## start

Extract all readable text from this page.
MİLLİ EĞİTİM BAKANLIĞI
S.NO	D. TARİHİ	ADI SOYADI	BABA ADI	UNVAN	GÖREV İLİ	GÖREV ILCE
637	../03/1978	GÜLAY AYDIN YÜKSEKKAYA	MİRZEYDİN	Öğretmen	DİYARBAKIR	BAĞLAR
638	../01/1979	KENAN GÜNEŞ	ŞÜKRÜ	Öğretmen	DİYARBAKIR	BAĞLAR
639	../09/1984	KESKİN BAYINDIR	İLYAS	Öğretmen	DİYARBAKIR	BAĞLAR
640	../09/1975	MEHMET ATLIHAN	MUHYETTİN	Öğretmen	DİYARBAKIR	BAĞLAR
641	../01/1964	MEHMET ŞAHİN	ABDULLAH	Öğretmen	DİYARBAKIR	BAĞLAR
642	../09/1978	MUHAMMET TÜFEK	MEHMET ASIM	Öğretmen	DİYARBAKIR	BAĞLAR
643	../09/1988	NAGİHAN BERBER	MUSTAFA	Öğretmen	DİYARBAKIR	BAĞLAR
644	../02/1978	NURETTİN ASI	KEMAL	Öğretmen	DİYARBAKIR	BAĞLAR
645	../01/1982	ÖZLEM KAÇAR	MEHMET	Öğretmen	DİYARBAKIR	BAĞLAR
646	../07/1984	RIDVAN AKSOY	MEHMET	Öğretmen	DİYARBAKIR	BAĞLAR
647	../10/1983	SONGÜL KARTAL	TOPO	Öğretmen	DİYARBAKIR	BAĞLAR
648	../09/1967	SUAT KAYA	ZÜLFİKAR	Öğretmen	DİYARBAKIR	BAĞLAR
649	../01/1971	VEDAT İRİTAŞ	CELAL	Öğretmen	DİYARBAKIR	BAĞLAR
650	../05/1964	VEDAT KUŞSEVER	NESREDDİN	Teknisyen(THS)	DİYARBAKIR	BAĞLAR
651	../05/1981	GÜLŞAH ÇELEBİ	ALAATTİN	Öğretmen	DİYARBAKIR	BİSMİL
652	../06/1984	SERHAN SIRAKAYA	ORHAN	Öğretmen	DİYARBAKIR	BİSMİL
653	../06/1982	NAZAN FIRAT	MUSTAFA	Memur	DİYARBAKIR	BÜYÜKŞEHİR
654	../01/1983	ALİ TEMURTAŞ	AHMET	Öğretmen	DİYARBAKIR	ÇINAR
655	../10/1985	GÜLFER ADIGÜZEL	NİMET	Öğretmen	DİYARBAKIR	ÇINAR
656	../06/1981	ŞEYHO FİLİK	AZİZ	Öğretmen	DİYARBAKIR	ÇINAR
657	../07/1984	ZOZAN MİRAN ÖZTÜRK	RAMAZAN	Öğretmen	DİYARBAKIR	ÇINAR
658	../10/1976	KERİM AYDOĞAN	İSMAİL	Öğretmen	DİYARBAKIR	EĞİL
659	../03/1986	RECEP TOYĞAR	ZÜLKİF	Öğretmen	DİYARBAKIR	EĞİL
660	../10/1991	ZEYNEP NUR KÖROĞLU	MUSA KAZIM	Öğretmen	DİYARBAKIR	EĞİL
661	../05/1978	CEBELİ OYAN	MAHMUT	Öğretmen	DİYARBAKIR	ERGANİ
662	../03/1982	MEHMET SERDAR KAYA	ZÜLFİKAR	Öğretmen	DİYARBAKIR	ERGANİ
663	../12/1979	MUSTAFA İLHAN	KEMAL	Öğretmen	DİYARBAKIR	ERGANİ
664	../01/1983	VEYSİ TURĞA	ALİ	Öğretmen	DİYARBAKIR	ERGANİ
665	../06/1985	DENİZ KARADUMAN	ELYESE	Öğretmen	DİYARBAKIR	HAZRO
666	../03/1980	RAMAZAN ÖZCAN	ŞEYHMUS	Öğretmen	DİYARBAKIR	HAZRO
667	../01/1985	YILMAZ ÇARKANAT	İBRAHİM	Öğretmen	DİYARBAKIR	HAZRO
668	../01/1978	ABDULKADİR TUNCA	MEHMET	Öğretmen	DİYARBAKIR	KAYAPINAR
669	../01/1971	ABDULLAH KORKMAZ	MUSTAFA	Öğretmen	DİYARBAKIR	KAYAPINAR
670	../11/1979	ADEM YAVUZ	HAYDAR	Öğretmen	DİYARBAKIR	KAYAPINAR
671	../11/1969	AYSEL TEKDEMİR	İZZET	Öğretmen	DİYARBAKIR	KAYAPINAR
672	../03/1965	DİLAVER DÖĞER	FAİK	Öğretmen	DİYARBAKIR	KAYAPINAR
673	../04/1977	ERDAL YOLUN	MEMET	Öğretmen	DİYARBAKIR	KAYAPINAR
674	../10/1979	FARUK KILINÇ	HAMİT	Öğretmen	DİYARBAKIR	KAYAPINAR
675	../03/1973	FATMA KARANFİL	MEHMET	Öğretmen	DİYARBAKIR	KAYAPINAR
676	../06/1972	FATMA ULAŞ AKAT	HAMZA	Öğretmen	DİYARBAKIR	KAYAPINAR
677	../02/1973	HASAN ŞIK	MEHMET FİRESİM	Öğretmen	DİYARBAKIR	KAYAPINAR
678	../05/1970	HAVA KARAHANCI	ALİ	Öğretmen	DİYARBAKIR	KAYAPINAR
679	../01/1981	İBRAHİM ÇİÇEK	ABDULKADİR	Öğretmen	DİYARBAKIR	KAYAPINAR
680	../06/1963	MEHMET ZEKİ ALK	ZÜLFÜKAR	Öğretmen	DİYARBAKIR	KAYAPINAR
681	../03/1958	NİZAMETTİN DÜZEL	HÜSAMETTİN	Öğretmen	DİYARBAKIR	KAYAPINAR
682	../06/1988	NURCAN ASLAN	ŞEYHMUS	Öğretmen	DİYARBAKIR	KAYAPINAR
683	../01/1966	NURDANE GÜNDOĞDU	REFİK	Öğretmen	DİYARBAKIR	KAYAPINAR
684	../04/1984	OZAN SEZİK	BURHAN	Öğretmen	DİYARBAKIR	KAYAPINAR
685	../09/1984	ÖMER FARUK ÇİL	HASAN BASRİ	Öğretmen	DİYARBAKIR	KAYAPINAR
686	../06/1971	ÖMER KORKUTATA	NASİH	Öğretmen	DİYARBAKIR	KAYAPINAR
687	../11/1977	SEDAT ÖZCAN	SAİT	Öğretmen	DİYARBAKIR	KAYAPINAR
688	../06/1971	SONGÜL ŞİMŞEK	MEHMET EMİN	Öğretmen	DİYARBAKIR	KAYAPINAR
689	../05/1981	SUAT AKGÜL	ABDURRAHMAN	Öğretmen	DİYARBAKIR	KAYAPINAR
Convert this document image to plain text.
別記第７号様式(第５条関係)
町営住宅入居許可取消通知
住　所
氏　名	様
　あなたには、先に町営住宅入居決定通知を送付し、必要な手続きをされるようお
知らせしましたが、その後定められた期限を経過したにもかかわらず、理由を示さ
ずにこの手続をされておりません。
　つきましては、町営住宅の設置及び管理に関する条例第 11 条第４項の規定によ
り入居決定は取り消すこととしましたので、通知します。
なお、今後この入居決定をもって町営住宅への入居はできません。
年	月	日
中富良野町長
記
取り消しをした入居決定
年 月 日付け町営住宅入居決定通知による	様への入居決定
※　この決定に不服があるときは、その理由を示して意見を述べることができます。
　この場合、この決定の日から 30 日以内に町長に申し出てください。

## end

▶ _REQUIREMENTS_
Of the lines above, how many include the word "ÇINAR"? Reply with the number only.

▶ _RESULT FOR THIS TASK_
4